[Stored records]
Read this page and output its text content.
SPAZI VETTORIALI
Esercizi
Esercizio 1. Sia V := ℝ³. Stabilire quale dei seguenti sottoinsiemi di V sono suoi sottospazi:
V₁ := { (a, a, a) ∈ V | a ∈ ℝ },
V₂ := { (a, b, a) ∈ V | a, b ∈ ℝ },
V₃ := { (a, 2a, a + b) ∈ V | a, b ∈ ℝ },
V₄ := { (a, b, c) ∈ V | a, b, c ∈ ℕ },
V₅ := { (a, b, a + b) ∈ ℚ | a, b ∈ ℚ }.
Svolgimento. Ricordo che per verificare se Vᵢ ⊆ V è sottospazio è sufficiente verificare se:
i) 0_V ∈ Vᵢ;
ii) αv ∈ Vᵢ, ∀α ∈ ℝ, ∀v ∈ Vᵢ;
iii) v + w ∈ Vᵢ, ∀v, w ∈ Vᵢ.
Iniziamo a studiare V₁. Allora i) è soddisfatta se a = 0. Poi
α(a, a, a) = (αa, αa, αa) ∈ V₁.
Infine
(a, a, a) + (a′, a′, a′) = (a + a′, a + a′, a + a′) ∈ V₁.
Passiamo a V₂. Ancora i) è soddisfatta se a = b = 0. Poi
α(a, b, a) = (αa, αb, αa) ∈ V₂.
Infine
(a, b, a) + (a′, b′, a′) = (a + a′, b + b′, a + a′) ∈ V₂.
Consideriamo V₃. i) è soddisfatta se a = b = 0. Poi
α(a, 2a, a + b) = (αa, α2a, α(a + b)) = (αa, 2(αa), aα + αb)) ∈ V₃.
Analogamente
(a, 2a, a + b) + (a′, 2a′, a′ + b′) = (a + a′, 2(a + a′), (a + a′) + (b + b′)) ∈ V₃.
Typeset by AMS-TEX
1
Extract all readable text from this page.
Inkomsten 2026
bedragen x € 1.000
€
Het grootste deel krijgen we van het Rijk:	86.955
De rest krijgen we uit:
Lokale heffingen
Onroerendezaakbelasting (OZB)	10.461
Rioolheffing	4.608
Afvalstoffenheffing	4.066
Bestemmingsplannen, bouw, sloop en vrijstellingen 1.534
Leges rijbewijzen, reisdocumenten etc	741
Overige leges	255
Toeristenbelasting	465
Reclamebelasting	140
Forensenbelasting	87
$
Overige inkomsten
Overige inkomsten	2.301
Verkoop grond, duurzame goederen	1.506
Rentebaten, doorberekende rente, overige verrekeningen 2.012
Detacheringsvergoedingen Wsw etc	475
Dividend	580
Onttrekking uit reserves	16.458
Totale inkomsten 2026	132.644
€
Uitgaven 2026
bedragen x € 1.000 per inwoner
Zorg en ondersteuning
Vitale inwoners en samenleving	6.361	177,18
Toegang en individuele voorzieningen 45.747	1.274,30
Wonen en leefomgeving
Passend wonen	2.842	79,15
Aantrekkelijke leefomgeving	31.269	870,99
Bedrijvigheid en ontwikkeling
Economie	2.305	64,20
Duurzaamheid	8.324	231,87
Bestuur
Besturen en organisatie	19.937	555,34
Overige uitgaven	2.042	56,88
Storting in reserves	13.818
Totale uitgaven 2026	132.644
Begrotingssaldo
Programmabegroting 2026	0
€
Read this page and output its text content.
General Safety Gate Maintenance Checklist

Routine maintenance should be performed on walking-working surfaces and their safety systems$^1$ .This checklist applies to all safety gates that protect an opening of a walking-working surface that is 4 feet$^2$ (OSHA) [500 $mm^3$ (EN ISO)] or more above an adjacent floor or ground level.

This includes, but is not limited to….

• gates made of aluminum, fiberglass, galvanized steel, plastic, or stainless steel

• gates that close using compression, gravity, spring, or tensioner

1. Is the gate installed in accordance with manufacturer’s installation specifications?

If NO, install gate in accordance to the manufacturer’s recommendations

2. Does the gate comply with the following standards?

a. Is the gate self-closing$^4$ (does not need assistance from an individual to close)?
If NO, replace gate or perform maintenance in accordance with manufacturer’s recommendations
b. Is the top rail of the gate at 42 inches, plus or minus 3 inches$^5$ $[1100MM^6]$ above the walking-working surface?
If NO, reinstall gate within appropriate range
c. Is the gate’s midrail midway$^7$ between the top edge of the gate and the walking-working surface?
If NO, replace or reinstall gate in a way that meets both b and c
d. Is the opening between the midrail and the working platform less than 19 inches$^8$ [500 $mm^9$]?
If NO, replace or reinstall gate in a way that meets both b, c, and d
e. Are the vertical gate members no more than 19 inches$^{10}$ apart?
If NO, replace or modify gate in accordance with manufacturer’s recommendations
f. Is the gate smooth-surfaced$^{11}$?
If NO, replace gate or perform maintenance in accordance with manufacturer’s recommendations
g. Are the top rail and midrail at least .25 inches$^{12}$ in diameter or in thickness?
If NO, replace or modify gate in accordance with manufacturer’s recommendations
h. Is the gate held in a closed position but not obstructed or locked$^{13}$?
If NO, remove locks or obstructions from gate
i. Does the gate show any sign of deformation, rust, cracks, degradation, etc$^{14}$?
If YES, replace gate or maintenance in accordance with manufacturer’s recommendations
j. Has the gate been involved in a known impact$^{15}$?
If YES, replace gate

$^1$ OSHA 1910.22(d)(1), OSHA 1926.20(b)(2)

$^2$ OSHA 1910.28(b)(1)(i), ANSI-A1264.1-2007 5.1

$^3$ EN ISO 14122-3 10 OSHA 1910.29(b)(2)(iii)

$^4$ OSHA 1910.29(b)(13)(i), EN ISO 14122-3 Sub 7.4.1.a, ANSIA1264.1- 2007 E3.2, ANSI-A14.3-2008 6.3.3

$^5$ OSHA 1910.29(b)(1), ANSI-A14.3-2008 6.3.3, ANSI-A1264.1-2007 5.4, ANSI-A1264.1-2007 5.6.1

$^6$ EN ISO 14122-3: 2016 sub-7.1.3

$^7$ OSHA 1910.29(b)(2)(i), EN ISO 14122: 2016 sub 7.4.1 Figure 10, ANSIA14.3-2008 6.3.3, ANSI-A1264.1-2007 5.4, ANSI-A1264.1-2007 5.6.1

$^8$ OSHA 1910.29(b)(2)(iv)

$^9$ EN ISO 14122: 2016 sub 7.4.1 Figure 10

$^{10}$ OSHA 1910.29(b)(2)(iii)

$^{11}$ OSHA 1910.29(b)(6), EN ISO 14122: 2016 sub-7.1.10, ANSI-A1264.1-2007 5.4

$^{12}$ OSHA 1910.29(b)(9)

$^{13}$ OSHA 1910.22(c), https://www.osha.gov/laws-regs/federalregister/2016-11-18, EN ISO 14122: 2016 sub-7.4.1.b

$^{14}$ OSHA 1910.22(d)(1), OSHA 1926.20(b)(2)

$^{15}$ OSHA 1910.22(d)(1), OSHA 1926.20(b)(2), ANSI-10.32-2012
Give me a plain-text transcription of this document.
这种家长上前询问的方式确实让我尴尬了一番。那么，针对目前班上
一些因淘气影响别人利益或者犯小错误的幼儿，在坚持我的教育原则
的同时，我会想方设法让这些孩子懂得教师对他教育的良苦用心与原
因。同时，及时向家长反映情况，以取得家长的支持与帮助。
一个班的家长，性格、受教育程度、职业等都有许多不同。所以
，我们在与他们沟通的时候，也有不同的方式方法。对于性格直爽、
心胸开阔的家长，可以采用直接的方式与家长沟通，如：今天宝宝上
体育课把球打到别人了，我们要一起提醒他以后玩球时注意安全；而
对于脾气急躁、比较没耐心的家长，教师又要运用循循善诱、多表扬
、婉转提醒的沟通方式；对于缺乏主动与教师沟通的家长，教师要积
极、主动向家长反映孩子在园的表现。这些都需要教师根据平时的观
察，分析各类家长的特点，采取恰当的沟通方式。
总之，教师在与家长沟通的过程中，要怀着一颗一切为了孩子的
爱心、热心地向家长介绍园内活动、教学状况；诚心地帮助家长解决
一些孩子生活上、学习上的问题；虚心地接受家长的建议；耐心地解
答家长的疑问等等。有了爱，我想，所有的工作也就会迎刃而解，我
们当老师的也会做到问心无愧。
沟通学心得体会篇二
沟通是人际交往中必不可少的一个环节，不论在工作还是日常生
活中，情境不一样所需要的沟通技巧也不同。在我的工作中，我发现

Exercise goal: Output an exact copy of the lines beginning at the one that holds "Give me a plain-text" and running through the final line of the records.

Task result:
Give me a plain-text transcription of this document.
这种家长上前询问的方式确实让我尴尬了一番。那么，针对目前班上
一些因淘气影响别人利益或者犯小错误的幼儿，在坚持我的教育原则
的同时，我会想方设法让这些孩子懂得教师对他教育的良苦用心与原
因。同时，及时向家长反映情况，以取得家长的支持与帮助。
一个班的家长，性格、受教育程度、职业等都有许多不同。所以
，我们在与他们沟通的时候，也有不同的方式方法。对于性格直爽、
心胸开阔的家长，可以采用直接的方式与家长沟通，如：今天宝宝上
体育课把球打到别人了，我们要一起提醒他以后玩球时注意安全；而
对于脾气急躁、比较没耐心的家长，教师又要运用循循善诱、多表扬
、婉转提醒的沟通方式；对于缺乏主动与教师沟通的家长，教师要积
极、主动向家长反映孩子在园的表现。这些都需要教师根据平时的观
察，分析各类家长的特点，采取恰当的沟通方式。
总之，教师在与家长沟通的过程中，要怀着一颗一切为了孩子的
爱心、热心地向家长介绍园内活动、教学状况；诚心地帮助家长解决
一些孩子生活上、学习上的问题；虚心地接受家长的建议；耐心地解
答家长的疑问等等。有了爱，我想，所有的工作也就会迎刃而解，我
们当老师的也会做到问心无愧。
沟通学心得体会篇二
沟通是人际交往中必不可少的一个环节，不论在工作还是日常生
活中，情境不一样所需要的沟通技巧也不同。在我的工作中，我发现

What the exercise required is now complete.